◆ **Input rows**
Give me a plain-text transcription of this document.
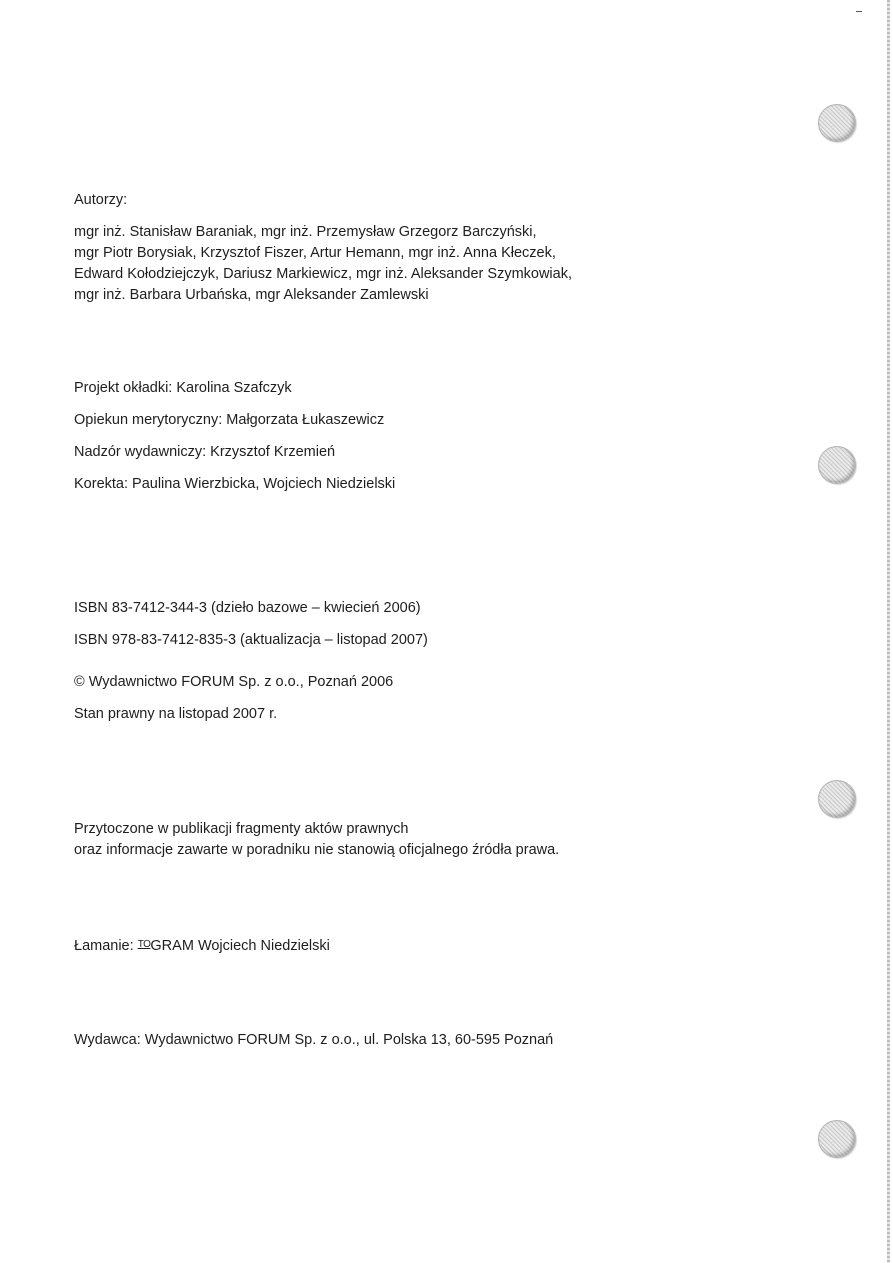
Autorzy:
mgr inż. Stanisław Baraniak, mgr inż. Przemysław Grzegorz Barczyński,
mgr Piotr Borysiak, Krzysztof Fiszer, Artur Hemann, mgr inż. Anna Kłeczek,
Edward Kołodziejczyk, Dariusz Markiewicz, mgr inż. Aleksander Szymkowiak,
mgr inż. Barbara Urbańska, mgr Aleksander Zamlewski
Projekt okładki: Karolina Szafczyk
Opiekun merytoryczny: Małgorzata Łukaszewicz
Nadzór wydawniczy: Krzysztof Krzemień
Korekta: Paulina Wierzbicka, Wojciech Niedzielski
ISBN 83-7412-344-3 (dzieło bazowe – kwiecień 2006)
ISBN 978-83-7412-835-3 (aktualizacja – listopad 2007)
© Wydawnictwo FORUM Sp. z o.o., Poznań 2006
Stan prawny na listopad 2007 r.
Przytoczone w publikacji fragmenty aktów prawnych
oraz informacje zawarte w poradniku nie stanowią oficjalnego źródła prawa.
Łamanie: $^{TO}$GRAM Wojciech Niedzielski
Wydawca: Wydawnictwo FORUM Sp. z o.o., ul. Polska 13, 60-595 Poznań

◆ **The task**
Pictures are to be left out; repeat all the remaining data exactly.

◆ **Written answer**
Give me a plain-text transcription of this document.
Autorzy:
mgr inż. Stanisław Baraniak, mgr inż. Przemysław Grzegorz Barczyński,
mgr Piotr Borysiak, Krzysztof Fiszer, Artur Hemann, mgr inż. Anna Kłeczek,
Edward Kołodziejczyk, Dariusz Markiewicz, mgr inż. Aleksander Szymkowiak,
mgr inż. Barbara Urbańska, mgr Aleksander Zamlewski
Projekt okładki: Karolina Szafczyk
Opiekun merytoryczny: Małgorzata Łukaszewicz
Nadzór wydawniczy: Krzysztof Krzemień
Korekta: Paulina Wierzbicka, Wojciech Niedzielski
ISBN 83-7412-344-3 (dzieło bazowe – kwiecień 2006)
ISBN 978-83-7412-835-3 (aktualizacja – listopad 2007)
© Wydawnictwo FORUM Sp. z o.o., Poznań 2006
Stan prawny na listopad 2007 r.
Przytoczone w publikacji fragmenty aktów prawnych
oraz informacje zawarte w poradniku nie stanowią oficjalnego źródła prawa.
Łamanie: $^{TO}$GRAM Wojciech Niedzielski
Wydawca: Wydawnictwo FORUM Sp. z o.o., ul. Polska 13, 60-595 Poznań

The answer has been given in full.